== Do this ==
Look at the entries below and reproduce them exactly.

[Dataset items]

>> start

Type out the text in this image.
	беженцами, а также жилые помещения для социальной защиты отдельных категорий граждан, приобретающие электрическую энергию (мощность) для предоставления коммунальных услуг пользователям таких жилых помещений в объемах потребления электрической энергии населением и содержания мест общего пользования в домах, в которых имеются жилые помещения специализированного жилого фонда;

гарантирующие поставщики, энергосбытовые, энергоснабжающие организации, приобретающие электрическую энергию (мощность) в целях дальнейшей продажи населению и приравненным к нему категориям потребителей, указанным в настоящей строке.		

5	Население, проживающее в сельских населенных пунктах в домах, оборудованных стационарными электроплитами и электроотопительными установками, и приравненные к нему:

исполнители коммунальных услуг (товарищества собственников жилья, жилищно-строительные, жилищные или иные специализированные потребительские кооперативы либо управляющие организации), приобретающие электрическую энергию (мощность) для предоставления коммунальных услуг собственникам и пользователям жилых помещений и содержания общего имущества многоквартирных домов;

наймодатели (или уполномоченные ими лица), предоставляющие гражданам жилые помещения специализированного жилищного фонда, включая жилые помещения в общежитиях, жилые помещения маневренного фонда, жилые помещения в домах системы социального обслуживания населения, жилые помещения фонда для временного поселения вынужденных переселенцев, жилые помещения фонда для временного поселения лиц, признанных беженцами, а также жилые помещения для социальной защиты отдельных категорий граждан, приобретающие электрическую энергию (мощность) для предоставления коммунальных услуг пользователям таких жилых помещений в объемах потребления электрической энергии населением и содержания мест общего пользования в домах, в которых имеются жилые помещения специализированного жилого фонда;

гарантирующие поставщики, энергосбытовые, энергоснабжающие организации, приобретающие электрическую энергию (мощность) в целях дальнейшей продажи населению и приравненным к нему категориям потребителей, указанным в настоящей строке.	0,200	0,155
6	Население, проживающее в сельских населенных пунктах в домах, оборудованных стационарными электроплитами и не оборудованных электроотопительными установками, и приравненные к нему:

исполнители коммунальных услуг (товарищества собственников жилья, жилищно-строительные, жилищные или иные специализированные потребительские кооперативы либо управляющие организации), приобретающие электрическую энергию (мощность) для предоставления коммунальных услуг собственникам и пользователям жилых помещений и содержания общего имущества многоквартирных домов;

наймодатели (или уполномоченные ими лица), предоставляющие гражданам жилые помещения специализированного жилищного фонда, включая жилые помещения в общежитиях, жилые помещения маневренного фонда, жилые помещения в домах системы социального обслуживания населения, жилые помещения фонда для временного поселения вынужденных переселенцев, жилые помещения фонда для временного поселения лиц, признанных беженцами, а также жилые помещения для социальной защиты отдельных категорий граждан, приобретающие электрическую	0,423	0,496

>> end

== Solved problem ==
Type out the text in this image.
	беженцами, а также жилые помещения для социальной защиты отдельных категорий граждан, приобретающие электрическую энергию (мощность) для предоставления коммунальных услуг пользователям таких жилых помещений в объемах потребления электрической энергии населением и содержания мест общего пользования в домах, в которых имеются жилые помещения специализированного жилого фонда;

гарантирующие поставщики, энергосбытовые, энергоснабжающие организации, приобретающие электрическую энергию (мощность) в целях дальнейшей продажи населению и приравненным к нему категориям потребителей, указанным в настоящей строке.		

5	Население, проживающее в сельских населенных пунктах в домах, оборудованных стационарными электроплитами и электроотопительными установками, и приравненные к нему:

исполнители коммунальных услуг (товарищества собственников жилья, жилищно-строительные, жилищные или иные специализированные потребительские кооперативы либо управляющие организации), приобретающие электрическую энергию (мощность) для предоставления коммунальных услуг собственникам и пользователям жилых помещений и содержания общего имущества многоквартирных домов;

наймодатели (или уполномоченные ими лица), предоставляющие гражданам жилые помещения специализированного жилищного фонда, включая жилые помещения в общежитиях, жилые помещения маневренного фонда, жилые помещения в домах системы социального обслуживания населения, жилые помещения фонда для временного поселения вынужденных переселенцев, жилые помещения фонда для временного поселения лиц, признанных беженцами, а также жилые помещения для социальной защиты отдельных категорий граждан, приобретающие электрическую энергию (мощность) для предоставления коммунальных услуг пользователям таких жилых помещений в объемах потребления электрической энергии населением и содержания мест общего пользования в домах, в которых имеются жилые помещения специализированного жилого фонда;

гарантирующие поставщики, энергосбытовые, энергоснабжающие организации, приобретающие электрическую энергию (мощность) в целях дальнейшей продажи населению и приравненным к нему категориям потребителей, указанным в настоящей строке.	0,200	0,155
6	Население, проживающее в сельских населенных пунктах в домах, оборудованных стационарными электроплитами и не оборудованных электроотопительными установками, и приравненные к нему:

исполнители коммунальных услуг (товарищества собственников жилья, жилищно-строительные, жилищные или иные специализированные потребительские кооперативы либо управляющие организации), приобретающие электрическую энергию (мощность) для предоставления коммунальных услуг собственникам и пользователям жилых помещений и содержания общего имущества многоквартирных домов;

наймодатели (или уполномоченные ими лица), предоставляющие гражданам жилые помещения специализированного жилищного фонда, включая жилые помещения в общежитиях, жилые помещения маневренного фонда, жилые помещения в домах системы социального обслуживания населения, жилые помещения фонда для временного поселения вынужденных переселенцев, жилые помещения фонда для временного поселения лиц, признанных беженцами, а также жилые помещения для социальной защиты отдельных категорий граждан, приобретающие электрическую	0,423	0,496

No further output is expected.